> **Problem to work on**: Only the pictures stay out; every record is to be quoted exactly.

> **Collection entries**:

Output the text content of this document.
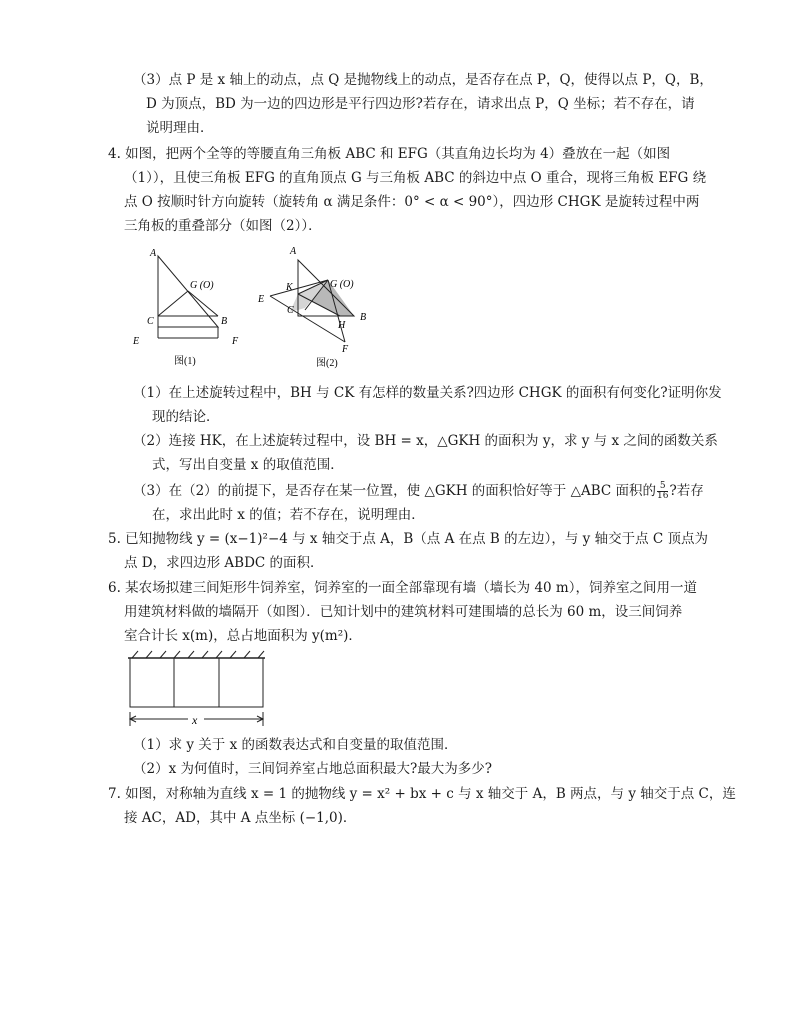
（3）点 P 是 x 轴上的动点，点 Q 是抛物线上的动点，是否存在点 P，Q，使得以点 P，Q，B，
D 为顶点，BD 为一边的四边形是平行四边形?若存在，请求出点 P，Q 坐标；若不存在，请
说明理由．
4. 如图，把两个全等的等腰直角三角板 ABC 和 EFG（其直角边长均为 4）叠放在一起（如图
（1）），且使三角板 EFG 的直角顶点 G 与三角板 ABC 的斜边中点 O 重合，现将三角板 EFG 绕
点 O 按顺时针方向旋转（旋转角 α 满足条件：0° < α < 90°），四边形 CHGK 是旋转过程中两
三角板的重叠部分（如图（2））．
A
G (O)
C	B
E	F
图(1)
A
K	G (O)
E
C
B
H
F
图(2)
（1）在上述旋转过程中，BH 与 CK 有怎样的数量关系?四边形 CHGK 的面积有何变化?证明你发
现的结论．
（2）连接 HK，在上述旋转过程中，设 BH = x，△GKH 的面积为 y，求 y 与 x 之间的函数关系
式，写出自变量 x 的取值范围．
（3）在（2）的前提下，是否存在某一位置，使 △GKH 的面积恰好等于 △ABC 面积的 $\frac{5}{16}$ ?若存
在，求出此时 x 的值；若不存在，说明理由．
5. 已知抛物线 y = (x−1)²−4 与 x 轴交于点 A，B（点 A 在点 B 的左边），与 y 轴交于点 C 顶点为
点 D，求四边形 ABDC 的面积．
6. 某农场拟建三间矩形牛饲养室，饲养室的一面全部靠现有墙（墙长为 40 m），饲养室之间用一道
用建筑材料做的墙隔开（如图）．已知计划中的建筑材料可建围墙的总长为 60 m，设三间饲养
室合计长 x(m)，总占地面积为 y(m²)．
x
（1）求 y 关于 x 的函数表达式和自变量的取值范围．
（2）x 为何值时，三间饲养室占地总面积最大?最大为多少?
7. 如图，对称轴为直线 x = 1 的抛物线 y = x² + bx + c 与 x 轴交于 A，B 两点，与 y 轴交于点 C，连
接 AC，AD，其中 A 点坐标 (−1,0)．
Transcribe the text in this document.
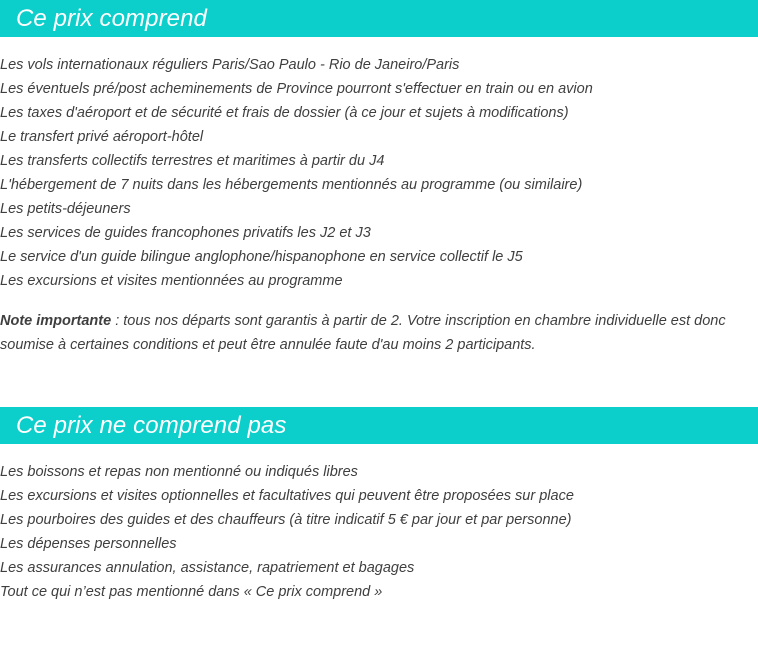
Ce prix comprend
Les vols internationaux réguliers Paris/Sao Paulo - Rio de Janeiro/Paris
Les éventuels pré/post acheminements de Province pourront s'effectuer en train ou en avion
Les taxes d'aéroport et de sécurité et frais de dossier (à ce jour et sujets à modifications)
Le transfert privé aéroport-hôtel
Les transferts collectifs terrestres et maritimes à partir du J4
L'hébergement de 7 nuits dans les hébergements mentionnés au programme (ou similaire)
Les petits-déjeuners
Les services de guides francophones privatifs les J2 et J3
Le service d'un guide bilingue anglophone/hispanophone en service collectif le J5
Les excursions et visites mentionnées au programme

Note importante : tous nos départs sont garantis à partir de 2. Votre inscription en chambre individuelle est donc soumise à certaines conditions et peut être annulée faute d'au moins 2 participants.

Ce prix ne comprend pas
Les boissons et repas non mentionné ou indiqués libres
Les excursions et visites optionnelles et facultatives qui peuvent être proposées sur place
Les pourboires des guides et des chauffeurs (à titre indicatif 5 € par jour et par personne)
Les dépenses personnelles
Les assurances annulation, assistance, rapatriement et bagages
Tout ce qui n’est pas mentionné dans « Ce prix comprend »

> **Task output**:
Output the text content of this document.
（3）点 P 是 x 轴上的动点，点 Q 是抛物线上的动点，是否存在点 P，Q，使得以点 P，Q，B，
D 为顶点，BD 为一边的四边形是平行四边形?若存在，请求出点 P，Q 坐标；若不存在，请
说明理由．
4. 如图，把两个全等的等腰直角三角板 ABC 和 EFG（其直角边长均为 4）叠放在一起（如图
（1）），且使三角板 EFG 的直角顶点 G 与三角板 ABC 的斜边中点 O 重合，现将三角板 EFG 绕
点 O 按顺时针方向旋转（旋转角 α 满足条件：0° < α < 90°），四边形 CHGK 是旋转过程中两
三角板的重叠部分（如图（2））．
A
G (O)
C	B
E	F
图(1)
A
K	G (O)
E
C
B
H
F
图(2)
（1）在上述旋转过程中，BH 与 CK 有怎样的数量关系?四边形 CHGK 的面积有何变化?证明你发
现的结论．
（2）连接 HK，在上述旋转过程中，设 BH = x，△GKH 的面积为 y，求 y 与 x 之间的函数关系
式，写出自变量 x 的取值范围．
（3）在（2）的前提下，是否存在某一位置，使 △GKH 的面积恰好等于 △ABC 面积的 $\frac{5}{16}$ ?若存
在，求出此时 x 的值；若不存在，说明理由．
5. 已知抛物线 y = (x−1)²−4 与 x 轴交于点 A，B（点 A 在点 B 的左边），与 y 轴交于点 C 顶点为
点 D，求四边形 ABDC 的面积．
6. 某农场拟建三间矩形牛饲养室，饲养室的一面全部靠现有墙（墙长为 40 m），饲养室之间用一道
用建筑材料做的墙隔开（如图）．已知计划中的建筑材料可建围墙的总长为 60 m，设三间饲养
室合计长 x(m)，总占地面积为 y(m²)．
x
（1）求 y 关于 x 的函数表达式和自变量的取值范围．
（2）x 为何值时，三间饲养室占地总面积最大?最大为多少?
7. 如图，对称轴为直线 x = 1 的抛物线 y = x² + bx + c 与 x 轴交于 A，B 两点，与 y 轴交于点 C，连
接 AC，AD，其中 A 点坐标 (−1,0)．
Transcribe the text in this document.
Ce prix comprend
Les vols internationaux réguliers Paris/Sao Paulo - Rio de Janeiro/Paris
Les éventuels pré/post acheminements de Province pourront s'effectuer en train ou en avion
Les taxes d'aéroport et de sécurité et frais de dossier (à ce jour et sujets à modifications)
Le transfert privé aéroport-hôtel
Les transferts collectifs terrestres et maritimes à partir du J4
L'hébergement de 7 nuits dans les hébergements mentionnés au programme (ou similaire)
Les petits-déjeuners
Les services de guides francophones privatifs les J2 et J3
Le service d'un guide bilingue anglophone/hispanophone en service collectif le J5
Les excursions et visites mentionnées au programme

Note importante : tous nos départs sont garantis à partir de 2. Votre inscription en chambre individuelle est donc soumise à certaines conditions et peut être annulée faute d'au moins 2 participants.

Ce prix ne comprend pas
Les boissons et repas non mentionné ou indiqués libres
Les excursions et visites optionnelles et facultatives qui peuvent être proposées sur place
Les pourboires des guides et des chauffeurs (à titre indicatif 5 € par jour et par personne)
Les dépenses personnelles
Les assurances annulation, assistance, rapatriement et bagages
Tout ce qui n’est pas mentionné dans « Ce prix comprend »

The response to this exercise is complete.